11 comments to Unwanted Callback

  • Eric

    Can’t fairly ask more from the rest of MLB than 3 straight losses for the Braves, yet the Mets are tied in the loss column again.

    The Mets top 2 current starters being beat at home by the Cubs is jarring. That could happen in the wildcard round, too, where the threat of a 3-game sweep like the Mets are facing tonight would be moot.

    The Cubs’ 2nd and 3rd runs reminded me of the Mets that sacrificed defense for offense but then allowed extra scores while the Mets RISP LOB’ed.

    Marte is missed on offense and defense. I’m afraid his finger injury will handicap him when he does return and maybe the rest of the way.

    Give Vientos more play at DH. 0 for 6 so far, but he’s made some solid contact. How is it that the Braves rookies come up raking but the Mets’ elite hitting prospects struggle out of the gate?

    Right now we’re looking ahead to rooting for the Phillies to beat the Braves. But if the Cubs series loss repeats in the Pirates series, we may need to start worrying about the Mets’ hold on the 1st wildcard, too.

    100 wins seemed all but assured, but that’s looking shaky now, too.

  • Seth

    I can’t even imagine what these guys are feeling right now. But my biggest fear is that they just don’t have enough gas to make it through a tough pennant race and postseason. I hope they show us something different — there are still 2 weeks left and a lot can happen.

  • eric1973

    Yes, it appeared that the runner ran inside the baseline. Gary Cohen said it was obvious to everyone —- except Gary Cohen, who blew the call, saying Pete dropped the ball.

    Maybe he should just stick to unfunny jokes about Patrick Wisdom and that guy named Siri.

  • mikeL

    thanks greg for clarifying the depressing baseball experience i – and presumably the vast majority of my mets-fan-peers.

Stored data:
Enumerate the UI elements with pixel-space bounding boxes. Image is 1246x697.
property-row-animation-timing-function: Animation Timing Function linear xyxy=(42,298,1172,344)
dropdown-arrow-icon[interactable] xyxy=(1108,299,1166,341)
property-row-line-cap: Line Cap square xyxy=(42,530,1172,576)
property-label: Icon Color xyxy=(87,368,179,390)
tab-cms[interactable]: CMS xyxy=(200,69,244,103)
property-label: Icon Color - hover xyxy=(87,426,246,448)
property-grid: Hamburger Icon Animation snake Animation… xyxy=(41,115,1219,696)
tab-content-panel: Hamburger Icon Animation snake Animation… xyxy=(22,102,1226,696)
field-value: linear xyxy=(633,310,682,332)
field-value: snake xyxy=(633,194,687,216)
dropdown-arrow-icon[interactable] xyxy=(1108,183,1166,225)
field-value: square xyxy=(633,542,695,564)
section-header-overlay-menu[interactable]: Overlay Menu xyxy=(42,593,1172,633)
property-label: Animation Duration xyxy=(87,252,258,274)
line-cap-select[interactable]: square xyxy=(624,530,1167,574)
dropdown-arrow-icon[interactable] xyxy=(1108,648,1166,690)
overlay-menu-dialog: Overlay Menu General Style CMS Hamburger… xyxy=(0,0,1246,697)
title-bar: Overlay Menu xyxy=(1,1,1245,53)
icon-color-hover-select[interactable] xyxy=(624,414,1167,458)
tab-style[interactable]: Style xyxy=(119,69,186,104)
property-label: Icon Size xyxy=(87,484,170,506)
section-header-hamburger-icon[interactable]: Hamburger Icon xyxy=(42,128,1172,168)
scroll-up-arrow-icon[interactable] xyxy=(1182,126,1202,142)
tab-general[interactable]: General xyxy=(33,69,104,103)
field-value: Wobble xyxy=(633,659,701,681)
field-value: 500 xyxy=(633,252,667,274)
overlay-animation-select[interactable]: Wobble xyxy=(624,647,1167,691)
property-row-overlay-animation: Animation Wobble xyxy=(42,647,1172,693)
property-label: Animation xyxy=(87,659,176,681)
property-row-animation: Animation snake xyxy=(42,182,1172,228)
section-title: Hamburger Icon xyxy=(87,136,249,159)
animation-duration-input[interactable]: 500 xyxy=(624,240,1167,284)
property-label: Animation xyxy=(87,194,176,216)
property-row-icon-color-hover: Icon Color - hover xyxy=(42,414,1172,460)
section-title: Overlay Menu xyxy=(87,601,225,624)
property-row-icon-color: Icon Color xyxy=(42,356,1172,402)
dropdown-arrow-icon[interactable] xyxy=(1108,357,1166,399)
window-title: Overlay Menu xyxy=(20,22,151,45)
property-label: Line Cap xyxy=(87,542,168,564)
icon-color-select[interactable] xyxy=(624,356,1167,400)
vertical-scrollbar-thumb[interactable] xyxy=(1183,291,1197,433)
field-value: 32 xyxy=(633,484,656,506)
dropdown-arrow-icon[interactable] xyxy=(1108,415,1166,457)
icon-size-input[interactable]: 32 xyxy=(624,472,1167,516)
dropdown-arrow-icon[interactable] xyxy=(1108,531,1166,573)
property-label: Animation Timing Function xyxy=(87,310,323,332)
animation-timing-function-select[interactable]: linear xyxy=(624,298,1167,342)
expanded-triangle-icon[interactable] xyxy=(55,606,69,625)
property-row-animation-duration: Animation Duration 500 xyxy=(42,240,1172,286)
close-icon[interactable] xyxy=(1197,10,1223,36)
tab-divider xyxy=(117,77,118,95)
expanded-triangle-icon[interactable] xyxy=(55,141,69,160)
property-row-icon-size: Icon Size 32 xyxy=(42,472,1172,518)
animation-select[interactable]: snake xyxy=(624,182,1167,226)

→ EXERCISE 1: Retype the Mets fan comments word for word, starting at "I can’t even" and ending at "of my mets-fan-peers.".
→ EXERCISE 2: Extend the Mets fan comments, picking up right after their final line.

→ TASK RESULT 1:
I can’t even imagine what these guys are feeling right now. But my biggest fear is that they just don’t have enough gas to make it through a tough pennant race and postseason. I hope they show us something different — there are still 2 weeks left and a lot can happen.

  • eric1973

    Yes, it appeared that the runner ran inside the baseline. Gary Cohen said it was obvious to everyone —- except Gary Cohen, who blew the call, saying Pete dropped the ball.

    Maybe he should just stick to unfunny jokes about Patrick Wisdom and that guy named Siri.

  • mikeL

    thanks greg for clarifying the depressing baseball experience i – and presumably the vast majority of my mets-fan-peers.

→ TASK RESULT 2:
    it has felt too much like 07 in slow-mo, and minus all pf the contrasting footage from a raucous, sold-out CBP while shea was damp and dour and empty.
    funny you mention the ever-aggravating gambling sites.
    i can only wonder if we’ll find out years from now that there’s been a fix to meddle with the oddsmaking with these absolutely inexplicably horrible calls of late,
    last night’s even worse than the nimmo triple>double.
    of course these mets are sucking without any meddling but we know that a team’s fortunes (or season) can hinge on a single play.
    1/2 game is now a game half-empty as what promised to be a stretch of lead-building is going in reverse.

    and yes eric, if the cubs can take two at home…ugh!

    • Bob

      Sadly, I (a Met fan for 60 years) agree completely.
      Awful memories of the way the 1998 & 2007, 2008… seasons ended are creeping into my mind again…

      BUT–Let’s Go Mets!

      • mikeL

        …i also can’t forget that oh-so-sudden crashing down of 2016 – since we’re now talking about wild cards.

        after mostly surviving the league leading HBP’s the loss off marte may prove too much! i hope he’s healing fast!

        was almost hoping for a bench clearing scrum after pete’s almost homer / ensuing words in anger.
        just to see if the mets still had a pulse!

  • Eric

    One more point with an eye towards the post-season: 96. When is deGrom going to pass the 100 pitch benchmark?

  • Jacobs27

    A brutally frustrating game, but I’d like to take a moment to appreciate this gem: “Pete’s solo blast in the ninth dressed only the tiniest section of the smallest window.” What we come to FAFIF for.